▸ TASK OBJECTIVE: The listing below should be written out exactly; please include all of it.

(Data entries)
# # # # #
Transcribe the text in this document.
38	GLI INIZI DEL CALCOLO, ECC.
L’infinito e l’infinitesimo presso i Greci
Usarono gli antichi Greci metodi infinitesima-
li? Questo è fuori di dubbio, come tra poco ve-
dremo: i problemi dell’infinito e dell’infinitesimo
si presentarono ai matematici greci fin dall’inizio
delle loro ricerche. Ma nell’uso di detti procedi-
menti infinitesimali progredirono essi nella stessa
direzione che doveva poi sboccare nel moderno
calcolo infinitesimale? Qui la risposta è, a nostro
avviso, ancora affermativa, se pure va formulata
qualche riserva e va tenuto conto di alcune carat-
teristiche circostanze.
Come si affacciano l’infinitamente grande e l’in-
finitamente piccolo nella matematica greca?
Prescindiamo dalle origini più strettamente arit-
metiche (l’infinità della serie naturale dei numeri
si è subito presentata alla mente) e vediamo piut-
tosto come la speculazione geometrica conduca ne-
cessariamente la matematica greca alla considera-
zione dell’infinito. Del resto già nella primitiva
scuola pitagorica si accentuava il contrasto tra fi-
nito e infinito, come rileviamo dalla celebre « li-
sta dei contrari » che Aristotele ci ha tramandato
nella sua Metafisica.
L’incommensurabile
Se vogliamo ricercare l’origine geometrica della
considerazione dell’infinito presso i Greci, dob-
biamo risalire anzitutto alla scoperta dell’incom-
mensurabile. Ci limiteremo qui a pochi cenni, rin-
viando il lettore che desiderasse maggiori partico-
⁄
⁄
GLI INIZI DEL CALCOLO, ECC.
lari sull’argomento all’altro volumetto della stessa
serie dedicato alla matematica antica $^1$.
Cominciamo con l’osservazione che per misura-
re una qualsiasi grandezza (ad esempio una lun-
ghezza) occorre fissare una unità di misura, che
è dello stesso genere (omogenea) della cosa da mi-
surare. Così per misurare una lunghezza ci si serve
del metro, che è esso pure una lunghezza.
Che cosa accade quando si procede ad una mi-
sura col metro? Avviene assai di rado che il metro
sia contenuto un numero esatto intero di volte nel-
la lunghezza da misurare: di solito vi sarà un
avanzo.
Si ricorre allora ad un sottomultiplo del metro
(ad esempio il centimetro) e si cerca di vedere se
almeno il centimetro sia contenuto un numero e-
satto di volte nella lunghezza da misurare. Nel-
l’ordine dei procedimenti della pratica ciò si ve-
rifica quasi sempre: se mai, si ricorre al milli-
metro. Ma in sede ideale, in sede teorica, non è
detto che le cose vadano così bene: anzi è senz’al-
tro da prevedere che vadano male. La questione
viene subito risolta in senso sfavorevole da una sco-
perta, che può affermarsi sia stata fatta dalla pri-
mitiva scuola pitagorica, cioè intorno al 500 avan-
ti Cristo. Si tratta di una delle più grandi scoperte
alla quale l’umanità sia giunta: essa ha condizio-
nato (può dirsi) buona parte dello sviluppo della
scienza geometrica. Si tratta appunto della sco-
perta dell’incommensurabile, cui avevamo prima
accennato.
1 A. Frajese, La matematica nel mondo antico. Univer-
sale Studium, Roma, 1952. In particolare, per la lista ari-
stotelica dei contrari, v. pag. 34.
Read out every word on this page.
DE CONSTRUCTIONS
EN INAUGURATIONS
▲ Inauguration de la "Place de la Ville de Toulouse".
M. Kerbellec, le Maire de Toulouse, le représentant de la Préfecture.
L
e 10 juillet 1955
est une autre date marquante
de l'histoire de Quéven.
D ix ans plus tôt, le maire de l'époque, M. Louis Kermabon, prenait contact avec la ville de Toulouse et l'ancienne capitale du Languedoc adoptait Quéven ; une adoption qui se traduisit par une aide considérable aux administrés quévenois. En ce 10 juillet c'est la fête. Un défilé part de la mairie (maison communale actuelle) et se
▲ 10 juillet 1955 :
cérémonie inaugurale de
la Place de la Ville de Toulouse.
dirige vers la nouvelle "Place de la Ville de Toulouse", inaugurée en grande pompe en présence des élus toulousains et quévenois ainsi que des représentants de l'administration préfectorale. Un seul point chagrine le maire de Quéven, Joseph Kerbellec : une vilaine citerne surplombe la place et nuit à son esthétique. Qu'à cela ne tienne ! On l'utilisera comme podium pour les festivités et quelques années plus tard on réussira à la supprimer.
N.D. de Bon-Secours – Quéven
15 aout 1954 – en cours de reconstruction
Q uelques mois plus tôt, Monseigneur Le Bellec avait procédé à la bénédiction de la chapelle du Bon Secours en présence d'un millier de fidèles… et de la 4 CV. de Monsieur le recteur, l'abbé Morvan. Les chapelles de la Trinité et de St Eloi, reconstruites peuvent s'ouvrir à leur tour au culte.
# # # # #
▸ COMPLETED TASK:
Transcribe the text in this document.
38	GLI INIZI DEL CALCOLO, ECC.
L’infinito e l’infinitesimo presso i Greci
Usarono gli antichi Greci metodi infinitesima-
li? Questo è fuori di dubbio, come tra poco ve-
dremo: i problemi dell’infinito e dell’infinitesimo
si presentarono ai matematici greci fin dall’inizio
delle loro ricerche. Ma nell’uso di detti procedi-
menti infinitesimali progredirono essi nella stessa
direzione che doveva poi sboccare nel moderno
calcolo infinitesimale? Qui la risposta è, a nostro
avviso, ancora affermativa, se pure va formulata
qualche riserva e va tenuto conto di alcune carat-
teristiche circostanze.
Come si affacciano l’infinitamente grande e l’in-
finitamente piccolo nella matematica greca?
Prescindiamo dalle origini più strettamente arit-
metiche (l’infinità della serie naturale dei numeri
si è subito presentata alla mente) e vediamo piut-
tosto come la speculazione geometrica conduca ne-
cessariamente la matematica greca alla considera-
zione dell’infinito. Del resto già nella primitiva
scuola pitagorica si accentuava il contrasto tra fi-
nito e infinito, come rileviamo dalla celebre « li-
sta dei contrari » che Aristotele ci ha tramandato
nella sua Metafisica.
L’incommensurabile
Se vogliamo ricercare l’origine geometrica della
considerazione dell’infinito presso i Greci, dob-
biamo risalire anzitutto alla scoperta dell’incom-
mensurabile. Ci limiteremo qui a pochi cenni, rin-
viando il lettore che desiderasse maggiori partico-
⁄
⁄
GLI INIZI DEL CALCOLO, ECC.
lari sull’argomento all’altro volumetto della stessa
serie dedicato alla matematica antica $^1$.
Cominciamo con l’osservazione che per misura-
re una qualsiasi grandezza (ad esempio una lun-
ghezza) occorre fissare una unità di misura, che
è dello stesso genere (omogenea) della cosa da mi-
surare. Così per misurare una lunghezza ci si serve
del metro, che è esso pure una lunghezza.
Che cosa accade quando si procede ad una mi-
sura col metro? Avviene assai di rado che il metro
sia contenuto un numero esatto intero di volte nel-
la lunghezza da misurare: di solito vi sarà un
avanzo.
Si ricorre allora ad un sottomultiplo del metro
(ad esempio il centimetro) e si cerca di vedere se
almeno il centimetro sia contenuto un numero e-
satto di volte nella lunghezza da misurare. Nel-
l’ordine dei procedimenti della pratica ciò si ve-
rifica quasi sempre: se mai, si ricorre al milli-
metro. Ma in sede ideale, in sede teorica, non è
detto che le cose vadano così bene: anzi è senz’al-
tro da prevedere che vadano male. La questione
viene subito risolta in senso sfavorevole da una sco-
perta, che può affermarsi sia stata fatta dalla pri-
mitiva scuola pitagorica, cioè intorno al 500 avan-
ti Cristo. Si tratta di una delle più grandi scoperte
alla quale l’umanità sia giunta: essa ha condizio-
nato (può dirsi) buona parte dello sviluppo della
scienza geometrica. Si tratta appunto della sco-
perta dell’incommensurabile, cui avevamo prima
accennato.
1 A. Frajese, La matematica nel mondo antico. Univer-
sale Studium, Roma, 1952. In particolare, per la lista ari-
stotelica dei contrari, v. pag. 34.
Read out every word on this page.
DE CONSTRUCTIONS
EN INAUGURATIONS
▲ Inauguration de la "Place de la Ville de Toulouse".
M. Kerbellec, le Maire de Toulouse, le représentant de la Préfecture.
L
e 10 juillet 1955
est une autre date marquante
de l'histoire de Quéven.
D ix ans plus tôt, le maire de l'époque, M. Louis Kermabon, prenait contact avec la ville de Toulouse et l'ancienne capitale du Languedoc adoptait Quéven ; une adoption qui se traduisit par une aide considérable aux administrés quévenois. En ce 10 juillet c'est la fête. Un défilé part de la mairie (maison communale actuelle) et se
▲ 10 juillet 1955 :
cérémonie inaugurale de
la Place de la Ville de Toulouse.
dirige vers la nouvelle "Place de la Ville de Toulouse", inaugurée en grande pompe en présence des élus toulousains et quévenois ainsi que des représentants de l'administration préfectorale. Un seul point chagrine le maire de Quéven, Joseph Kerbellec : une vilaine citerne surplombe la place et nuit à son esthétique. Qu'à cela ne tienne ! On l'utilisera comme podium pour les festivités et quelques années plus tard on réussira à la supprimer.
N.D. de Bon-Secours – Quéven
15 aout 1954 – en cours de reconstruction
Q uelques mois plus tôt, Monseigneur Le Bellec avait procédé à la bénédiction de la chapelle du Bon Secours en présence d'un millier de fidèles… et de la 4 CV. de Monsieur le recteur, l'abbé Morvan. Les chapelles de la Trinité et de St Eloi, reconstruites peuvent s'ouvrir à leur tour au culte.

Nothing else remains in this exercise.